◆ Written instruction
Transcribe every entry below word for word, but skip the pictures.

◆ Data in this exercise
────────────────────

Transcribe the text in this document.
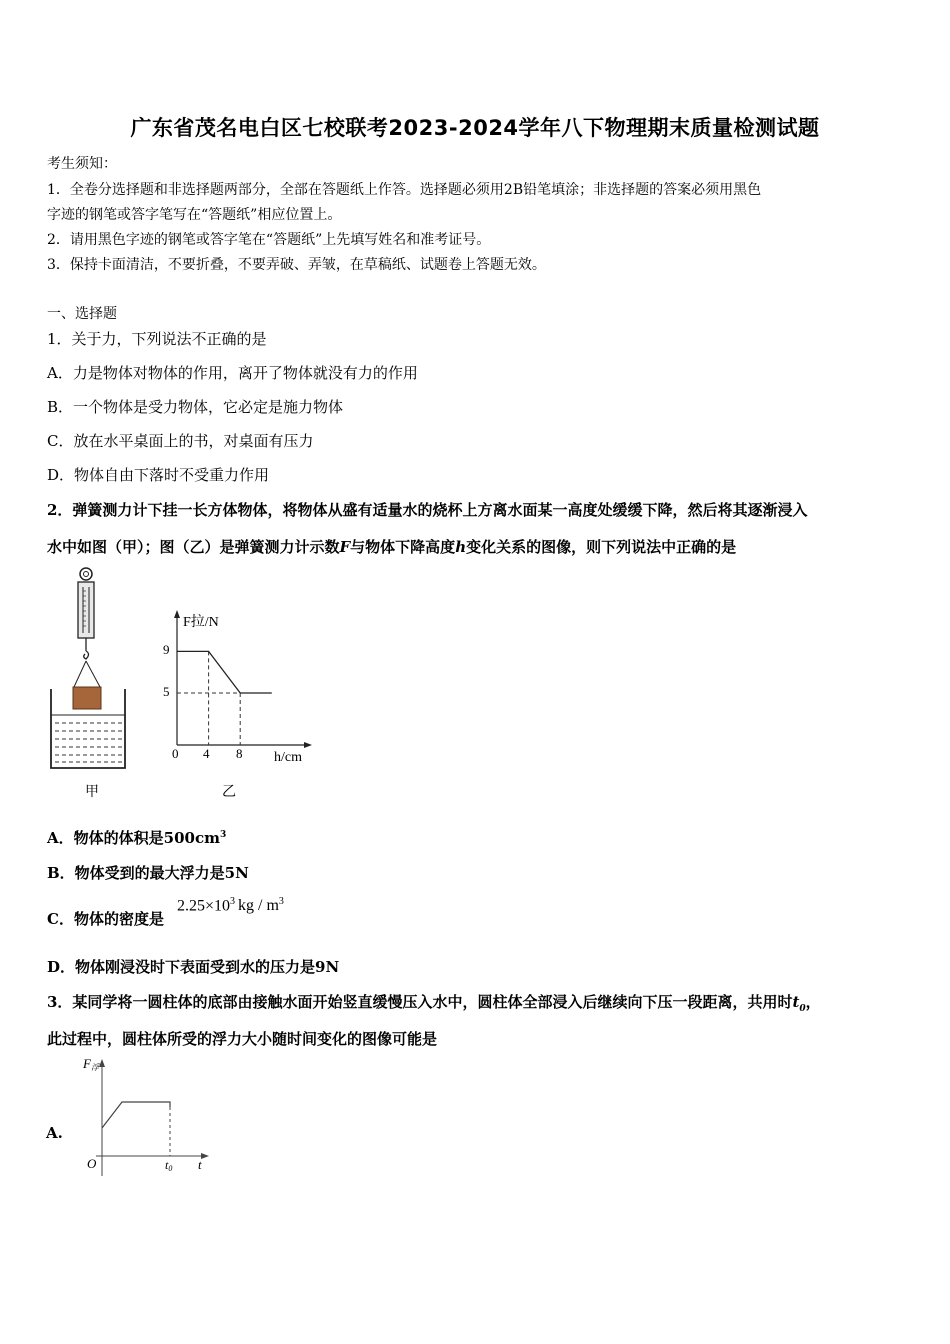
广东省茂名电白区七校联考2023-2024学年八下物理期末质量检测试题
考生须知：
1．全卷分选择题和非选择题两部分，全部在答题纸上作答。选择题必须用2B铅笔填涂；非选择题的答案必须用黑色
字迹的钢笔或答字笔写在“答题纸”相应位置上。
2．请用黑色字迹的钢笔或答字笔在“答题纸”上先填写姓名和准考证号。
3．保持卡面清洁，不要折叠，不要弄破、弄皱，在草稿纸、试题卷上答题无效。
一、选择题
1．关于力，下列说法不正确的是
A．力是物体对物体的作用，离开了物体就没有力的作用
B．一个物体是受力物体，它必定是施力物体
C．放在水平桌面上的书，对桌面有压力
D．物体自由下落时不受重力作用
2．弹簧测力计下挂一长方体物体，将物体从盛有适量水的烧杯上方离水面某一高度处缓缓下降，然后将其逐渐浸入
水中如图（甲）；图（乙）是弹簧测力计示数F与物体下降高度h变化关系的图像，则下列说法中正确的是
甲
F拉/N
9
5
0 4 8 h/cm
乙
A．物体的体积是$500cm^3$
B．物体受到的最大浮力是5N
C．物体的密度是
$2.25\times 10^3$ kg / $m^3$
D．物体刚浸没时下表面受到水的压力是9N
3．某同学将一圆柱体的底部由接触水面开始竖直缓慢压入水中，圆柱体全部浸入后继续向下压一段距离，共用时$t_0$，
此过程中，圆柱体所受的浮力大小随时间变化的图像可能是
A.
F浮
O	t0 t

────────────────────

◆ Answer
Transcribe the text in this document.
广东省茂名电白区七校联考2023-2024学年八下物理期末质量检测试题
考生须知：
1．全卷分选择题和非选择题两部分，全部在答题纸上作答。选择题必须用2B铅笔填涂；非选择题的答案必须用黑色
字迹的钢笔或答字笔写在“答题纸”相应位置上。
2．请用黑色字迹的钢笔或答字笔在“答题纸”上先填写姓名和准考证号。
3．保持卡面清洁，不要折叠，不要弄破、弄皱，在草稿纸、试题卷上答题无效。
一、选择题
1．关于力，下列说法不正确的是
A．力是物体对物体的作用，离开了物体就没有力的作用
B．一个物体是受力物体，它必定是施力物体
C．放在水平桌面上的书，对桌面有压力
D．物体自由下落时不受重力作用
2．弹簧测力计下挂一长方体物体，将物体从盛有适量水的烧杯上方离水面某一高度处缓缓下降，然后将其逐渐浸入
水中如图（甲）；图（乙）是弹簧测力计示数F与物体下降高度h变化关系的图像，则下列说法中正确的是
甲
F拉/N
9
5
0 4 8 h/cm
乙
A．物体的体积是$500cm^3$
B．物体受到的最大浮力是5N
C．物体的密度是
$2.25\times 10^3$ kg / $m^3$
D．物体刚浸没时下表面受到水的压力是9N
3．某同学将一圆柱体的底部由接触水面开始竖直缓慢压入水中，圆柱体全部浸入后继续向下压一段距离，共用时$t_0$，
此过程中，圆柱体所受的浮力大小随时间变化的图像可能是
A.
F浮
O	t0 t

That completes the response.